- _Request_
Below are entries. Pull out all lines containing "проектов".

- _Extracted data_
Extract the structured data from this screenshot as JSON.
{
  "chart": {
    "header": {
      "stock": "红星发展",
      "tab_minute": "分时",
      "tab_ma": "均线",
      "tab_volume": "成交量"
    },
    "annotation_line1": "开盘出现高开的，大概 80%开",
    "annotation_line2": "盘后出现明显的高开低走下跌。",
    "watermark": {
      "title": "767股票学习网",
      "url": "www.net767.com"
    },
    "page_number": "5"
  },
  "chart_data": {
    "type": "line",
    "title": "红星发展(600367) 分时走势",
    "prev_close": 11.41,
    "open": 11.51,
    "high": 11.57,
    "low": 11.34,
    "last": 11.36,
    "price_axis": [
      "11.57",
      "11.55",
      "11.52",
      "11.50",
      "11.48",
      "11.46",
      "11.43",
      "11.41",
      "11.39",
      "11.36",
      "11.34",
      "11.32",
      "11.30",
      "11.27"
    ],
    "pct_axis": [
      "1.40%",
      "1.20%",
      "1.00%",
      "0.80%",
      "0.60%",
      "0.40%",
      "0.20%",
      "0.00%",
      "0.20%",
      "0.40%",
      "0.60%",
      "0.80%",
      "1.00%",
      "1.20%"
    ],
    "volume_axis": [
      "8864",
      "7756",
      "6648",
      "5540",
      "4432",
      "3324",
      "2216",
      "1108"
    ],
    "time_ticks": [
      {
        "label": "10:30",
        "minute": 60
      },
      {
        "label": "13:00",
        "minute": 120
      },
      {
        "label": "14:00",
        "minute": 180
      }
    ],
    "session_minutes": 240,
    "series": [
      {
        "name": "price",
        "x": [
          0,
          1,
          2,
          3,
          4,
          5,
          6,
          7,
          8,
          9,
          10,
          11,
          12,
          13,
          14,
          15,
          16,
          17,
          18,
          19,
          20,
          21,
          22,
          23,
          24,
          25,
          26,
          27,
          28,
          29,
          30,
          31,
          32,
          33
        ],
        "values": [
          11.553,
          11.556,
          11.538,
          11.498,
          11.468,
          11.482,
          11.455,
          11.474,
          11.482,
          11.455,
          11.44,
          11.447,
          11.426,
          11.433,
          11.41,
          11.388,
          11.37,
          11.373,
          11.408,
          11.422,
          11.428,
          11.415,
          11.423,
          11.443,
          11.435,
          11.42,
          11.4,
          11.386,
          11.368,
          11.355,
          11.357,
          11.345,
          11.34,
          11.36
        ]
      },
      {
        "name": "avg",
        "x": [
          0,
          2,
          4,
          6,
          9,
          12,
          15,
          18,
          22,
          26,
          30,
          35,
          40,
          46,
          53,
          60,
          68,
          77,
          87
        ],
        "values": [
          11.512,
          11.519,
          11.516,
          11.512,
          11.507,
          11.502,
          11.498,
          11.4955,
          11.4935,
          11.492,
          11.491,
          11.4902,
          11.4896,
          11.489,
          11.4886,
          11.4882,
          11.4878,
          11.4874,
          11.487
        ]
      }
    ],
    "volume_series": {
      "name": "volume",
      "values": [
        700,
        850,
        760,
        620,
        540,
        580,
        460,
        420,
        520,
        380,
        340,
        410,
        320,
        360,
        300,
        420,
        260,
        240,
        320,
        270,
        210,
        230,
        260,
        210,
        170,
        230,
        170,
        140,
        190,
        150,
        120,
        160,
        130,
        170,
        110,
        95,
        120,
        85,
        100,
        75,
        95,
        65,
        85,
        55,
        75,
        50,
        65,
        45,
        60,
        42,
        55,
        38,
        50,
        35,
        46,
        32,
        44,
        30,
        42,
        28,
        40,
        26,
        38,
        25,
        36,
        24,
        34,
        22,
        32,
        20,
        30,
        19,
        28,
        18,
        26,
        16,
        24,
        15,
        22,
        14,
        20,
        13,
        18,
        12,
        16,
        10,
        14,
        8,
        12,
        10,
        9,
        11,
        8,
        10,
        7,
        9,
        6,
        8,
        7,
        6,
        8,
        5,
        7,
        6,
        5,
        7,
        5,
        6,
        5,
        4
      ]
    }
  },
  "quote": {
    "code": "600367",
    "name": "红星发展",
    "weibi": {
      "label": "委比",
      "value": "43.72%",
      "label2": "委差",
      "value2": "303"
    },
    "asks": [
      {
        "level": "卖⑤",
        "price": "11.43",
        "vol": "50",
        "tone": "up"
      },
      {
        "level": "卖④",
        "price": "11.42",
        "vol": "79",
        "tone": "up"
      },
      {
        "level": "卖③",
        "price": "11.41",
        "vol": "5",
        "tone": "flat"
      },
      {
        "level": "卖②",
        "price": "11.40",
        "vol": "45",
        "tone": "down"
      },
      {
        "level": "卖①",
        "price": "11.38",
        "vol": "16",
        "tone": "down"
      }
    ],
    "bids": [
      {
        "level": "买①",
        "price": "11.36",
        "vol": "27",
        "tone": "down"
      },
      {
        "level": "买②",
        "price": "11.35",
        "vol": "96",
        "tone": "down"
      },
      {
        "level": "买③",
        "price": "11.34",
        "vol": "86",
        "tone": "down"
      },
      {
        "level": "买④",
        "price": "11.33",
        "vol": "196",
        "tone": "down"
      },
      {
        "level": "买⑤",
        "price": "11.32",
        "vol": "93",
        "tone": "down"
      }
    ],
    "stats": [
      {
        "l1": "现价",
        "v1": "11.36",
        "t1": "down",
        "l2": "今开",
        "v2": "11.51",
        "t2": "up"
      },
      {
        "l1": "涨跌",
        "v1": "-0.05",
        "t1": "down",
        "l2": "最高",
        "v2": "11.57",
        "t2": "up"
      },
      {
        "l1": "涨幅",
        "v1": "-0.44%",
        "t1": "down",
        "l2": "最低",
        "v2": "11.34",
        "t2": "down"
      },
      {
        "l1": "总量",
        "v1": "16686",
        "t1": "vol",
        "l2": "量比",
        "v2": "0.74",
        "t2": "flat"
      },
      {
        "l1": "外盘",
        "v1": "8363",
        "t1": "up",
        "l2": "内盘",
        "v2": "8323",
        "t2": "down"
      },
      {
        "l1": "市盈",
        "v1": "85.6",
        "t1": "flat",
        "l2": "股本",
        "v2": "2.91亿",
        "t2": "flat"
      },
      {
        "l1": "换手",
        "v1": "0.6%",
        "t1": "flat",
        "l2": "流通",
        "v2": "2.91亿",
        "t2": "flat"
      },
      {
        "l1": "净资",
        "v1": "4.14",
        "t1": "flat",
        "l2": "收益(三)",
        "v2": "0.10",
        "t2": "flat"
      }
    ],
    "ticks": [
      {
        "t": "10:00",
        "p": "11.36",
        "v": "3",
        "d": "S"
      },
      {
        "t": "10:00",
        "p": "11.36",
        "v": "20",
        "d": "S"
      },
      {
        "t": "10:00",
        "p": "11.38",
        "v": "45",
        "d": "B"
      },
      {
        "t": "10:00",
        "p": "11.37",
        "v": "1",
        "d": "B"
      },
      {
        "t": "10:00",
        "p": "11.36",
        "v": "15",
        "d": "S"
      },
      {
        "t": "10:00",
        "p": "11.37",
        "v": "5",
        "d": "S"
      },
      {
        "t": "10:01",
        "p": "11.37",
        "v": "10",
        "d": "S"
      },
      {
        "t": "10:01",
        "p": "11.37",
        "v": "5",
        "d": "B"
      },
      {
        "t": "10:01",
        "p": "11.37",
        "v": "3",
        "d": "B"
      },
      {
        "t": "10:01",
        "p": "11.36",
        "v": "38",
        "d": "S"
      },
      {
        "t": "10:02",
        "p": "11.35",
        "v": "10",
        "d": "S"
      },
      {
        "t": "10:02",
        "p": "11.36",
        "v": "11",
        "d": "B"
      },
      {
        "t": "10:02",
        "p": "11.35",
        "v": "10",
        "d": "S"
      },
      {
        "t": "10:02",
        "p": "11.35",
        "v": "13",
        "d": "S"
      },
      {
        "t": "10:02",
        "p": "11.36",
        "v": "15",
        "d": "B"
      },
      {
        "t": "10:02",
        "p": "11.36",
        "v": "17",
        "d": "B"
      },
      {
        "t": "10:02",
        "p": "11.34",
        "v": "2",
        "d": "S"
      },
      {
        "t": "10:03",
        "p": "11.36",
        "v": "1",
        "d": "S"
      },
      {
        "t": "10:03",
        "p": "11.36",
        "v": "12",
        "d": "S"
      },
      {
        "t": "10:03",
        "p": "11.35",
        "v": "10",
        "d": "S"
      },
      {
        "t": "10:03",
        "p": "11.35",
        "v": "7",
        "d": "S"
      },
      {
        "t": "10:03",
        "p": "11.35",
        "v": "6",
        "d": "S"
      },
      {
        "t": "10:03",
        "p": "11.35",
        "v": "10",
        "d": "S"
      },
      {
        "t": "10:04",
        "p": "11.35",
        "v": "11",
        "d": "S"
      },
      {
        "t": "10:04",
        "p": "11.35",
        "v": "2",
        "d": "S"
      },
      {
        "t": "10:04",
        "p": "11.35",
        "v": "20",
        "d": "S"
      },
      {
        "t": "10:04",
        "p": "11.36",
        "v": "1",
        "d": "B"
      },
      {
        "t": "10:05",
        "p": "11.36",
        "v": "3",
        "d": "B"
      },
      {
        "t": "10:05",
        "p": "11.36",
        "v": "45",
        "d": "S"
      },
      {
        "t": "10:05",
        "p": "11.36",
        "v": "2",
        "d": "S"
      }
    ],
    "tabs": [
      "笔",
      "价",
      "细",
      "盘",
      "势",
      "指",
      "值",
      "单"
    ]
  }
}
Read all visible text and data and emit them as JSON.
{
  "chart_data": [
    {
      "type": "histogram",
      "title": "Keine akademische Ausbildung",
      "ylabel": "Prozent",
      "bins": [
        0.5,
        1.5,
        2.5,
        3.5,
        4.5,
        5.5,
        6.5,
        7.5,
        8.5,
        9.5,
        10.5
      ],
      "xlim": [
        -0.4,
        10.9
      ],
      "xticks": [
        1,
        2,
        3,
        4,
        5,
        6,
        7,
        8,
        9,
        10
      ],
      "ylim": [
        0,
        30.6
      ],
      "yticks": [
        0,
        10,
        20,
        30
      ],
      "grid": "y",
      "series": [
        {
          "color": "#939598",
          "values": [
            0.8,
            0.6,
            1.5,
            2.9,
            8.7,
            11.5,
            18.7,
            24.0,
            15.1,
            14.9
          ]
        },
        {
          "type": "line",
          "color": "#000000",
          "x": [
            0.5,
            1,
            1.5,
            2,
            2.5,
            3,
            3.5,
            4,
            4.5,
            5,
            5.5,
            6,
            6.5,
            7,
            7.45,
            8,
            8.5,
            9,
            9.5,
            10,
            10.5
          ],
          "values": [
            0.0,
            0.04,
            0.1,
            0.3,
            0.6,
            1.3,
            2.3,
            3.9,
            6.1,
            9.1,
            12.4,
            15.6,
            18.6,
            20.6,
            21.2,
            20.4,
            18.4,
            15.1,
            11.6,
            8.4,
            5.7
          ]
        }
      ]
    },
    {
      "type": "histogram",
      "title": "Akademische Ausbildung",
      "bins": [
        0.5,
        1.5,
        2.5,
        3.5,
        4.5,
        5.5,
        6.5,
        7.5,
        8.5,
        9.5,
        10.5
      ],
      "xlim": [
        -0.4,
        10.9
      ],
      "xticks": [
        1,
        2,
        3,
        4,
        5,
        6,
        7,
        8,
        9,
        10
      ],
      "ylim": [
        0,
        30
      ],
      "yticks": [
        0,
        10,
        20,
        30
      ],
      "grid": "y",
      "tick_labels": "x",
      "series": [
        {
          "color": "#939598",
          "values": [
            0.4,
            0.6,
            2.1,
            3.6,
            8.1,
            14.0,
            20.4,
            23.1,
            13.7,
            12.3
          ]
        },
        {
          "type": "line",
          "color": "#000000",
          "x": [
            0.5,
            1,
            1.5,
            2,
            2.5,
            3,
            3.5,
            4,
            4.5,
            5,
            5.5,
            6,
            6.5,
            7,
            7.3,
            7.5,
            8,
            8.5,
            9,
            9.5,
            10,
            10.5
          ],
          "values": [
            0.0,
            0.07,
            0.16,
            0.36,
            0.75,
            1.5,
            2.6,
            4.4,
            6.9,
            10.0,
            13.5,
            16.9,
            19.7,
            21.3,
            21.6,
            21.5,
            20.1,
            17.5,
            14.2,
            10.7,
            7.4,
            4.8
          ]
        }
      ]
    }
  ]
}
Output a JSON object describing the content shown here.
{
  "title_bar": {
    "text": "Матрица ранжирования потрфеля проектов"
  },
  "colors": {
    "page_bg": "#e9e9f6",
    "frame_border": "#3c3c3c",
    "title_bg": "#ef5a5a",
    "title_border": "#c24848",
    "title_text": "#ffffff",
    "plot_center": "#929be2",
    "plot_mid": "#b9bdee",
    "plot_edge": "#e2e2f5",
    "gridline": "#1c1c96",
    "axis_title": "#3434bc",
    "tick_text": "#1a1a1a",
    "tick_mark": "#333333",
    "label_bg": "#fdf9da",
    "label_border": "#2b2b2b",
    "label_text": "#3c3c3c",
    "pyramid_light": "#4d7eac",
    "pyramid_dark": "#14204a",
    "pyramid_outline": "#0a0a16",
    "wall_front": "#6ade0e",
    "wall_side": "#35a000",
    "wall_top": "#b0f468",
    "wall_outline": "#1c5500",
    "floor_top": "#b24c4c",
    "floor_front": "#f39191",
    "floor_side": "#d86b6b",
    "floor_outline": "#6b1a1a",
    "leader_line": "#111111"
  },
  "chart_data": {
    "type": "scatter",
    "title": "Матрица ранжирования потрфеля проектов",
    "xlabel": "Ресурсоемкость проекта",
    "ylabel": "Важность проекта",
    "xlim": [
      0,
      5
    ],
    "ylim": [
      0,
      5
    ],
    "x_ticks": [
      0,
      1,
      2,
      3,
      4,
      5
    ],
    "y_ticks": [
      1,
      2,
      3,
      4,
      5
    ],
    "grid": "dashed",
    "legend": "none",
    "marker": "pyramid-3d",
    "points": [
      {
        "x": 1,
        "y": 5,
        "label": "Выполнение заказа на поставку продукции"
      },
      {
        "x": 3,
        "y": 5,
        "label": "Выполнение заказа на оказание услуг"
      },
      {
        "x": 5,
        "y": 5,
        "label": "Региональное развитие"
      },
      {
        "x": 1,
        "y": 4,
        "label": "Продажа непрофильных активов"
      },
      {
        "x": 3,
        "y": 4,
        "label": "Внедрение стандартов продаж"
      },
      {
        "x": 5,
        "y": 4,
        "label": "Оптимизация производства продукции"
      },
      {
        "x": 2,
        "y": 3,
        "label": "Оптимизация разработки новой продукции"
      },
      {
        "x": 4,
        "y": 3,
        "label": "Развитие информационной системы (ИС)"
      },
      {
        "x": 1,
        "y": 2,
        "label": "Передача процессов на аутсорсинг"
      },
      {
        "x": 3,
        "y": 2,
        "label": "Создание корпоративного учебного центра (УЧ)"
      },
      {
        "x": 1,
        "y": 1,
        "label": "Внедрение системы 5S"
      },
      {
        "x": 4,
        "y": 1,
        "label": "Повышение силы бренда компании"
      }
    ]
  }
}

- _Correct result_
    "text": "Матрица ранжирования потрфеля проектов"
    "title": "Матрица ранжирования потрфеля проектов",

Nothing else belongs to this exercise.